# WHAT THIS TASK INVOLVES:
Transcribe each line of the records below exactly, excluding any embedded images.

# Records from a collection of figures:
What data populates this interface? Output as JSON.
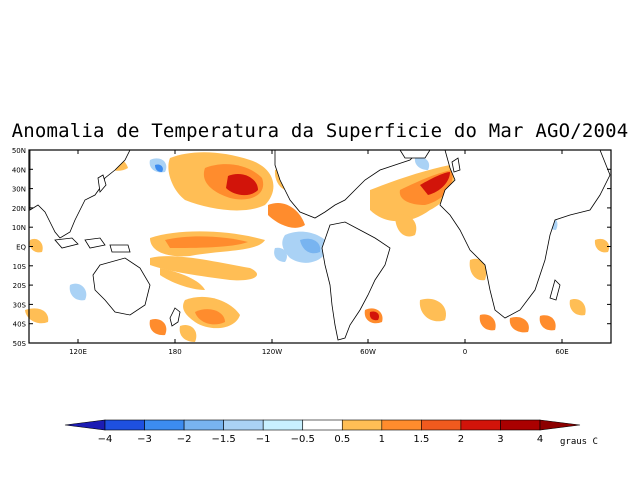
{
  "title": "Anomalia de Temperatura da Superficie do Mar AGO/2004",
  "lat_labels": [
    "50N",
    "40N",
    "30N",
    "20N",
    "10N",
    "EQ",
    "10S",
    "20S",
    "30S",
    "40S",
    "50S"
  ],
  "lon_labels": [
    "120E",
    "180",
    "120W",
    "60W",
    "0",
    "60E"
  ],
  "colorbar": {
    "labels": [
      "-4",
      "-3",
      "-2",
      "-1.5",
      "-1",
      "-0.5",
      "0.5",
      "1",
      "1.5",
      "2",
      "3",
      "4"
    ],
    "colors": [
      "#1c1cb4",
      "#1e50e0",
      "#3c8cf0",
      "#78b4f0",
      "#aad2f5",
      "#c8f0ff",
      "#ffffff",
      "#ffbe55",
      "#ff8c2d",
      "#f05a1e",
      "#d2140a",
      "#aa0000",
      "#8c0000"
    ],
    "units": "graus C"
  },
  "colors": {
    "land_outline": "#000000",
    "frame": "#000000"
  }
}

# WORKED SOLUTION:
What data populates this interface? Output as JSON.
{
  "title": "Anomalia de Temperatura da Superficie do Mar AGO/2004",
  "lat_labels": [
    "50N",
    "40N",
    "30N",
    "20N",
    "10N",
    "EQ",
    "10S",
    "20S",
    "30S",
    "40S",
    "50S"
  ],
  "lon_labels": [
    "120E",
    "180",
    "120W",
    "60W",
    "0",
    "60E"
  ],
  "colorbar": {
    "labels": [
      "-4",
      "-3",
      "-2",
      "-1.5",
      "-1",
      "-0.5",
      "0.5",
      "1",
      "1.5",
      "2",
      "3",
      "4"
    ],
    "colors": [
      "#1c1cb4",
      "#1e50e0",
      "#3c8cf0",
      "#78b4f0",
      "#aad2f5",
      "#c8f0ff",
      "#ffffff",
      "#ffbe55",
      "#ff8c2d",
      "#f05a1e",
      "#d2140a",
      "#aa0000",
      "#8c0000"
    ],
    "units": "graus C"
  },
  "colors": {
    "land_outline": "#000000",
    "frame": "#000000"
  }
}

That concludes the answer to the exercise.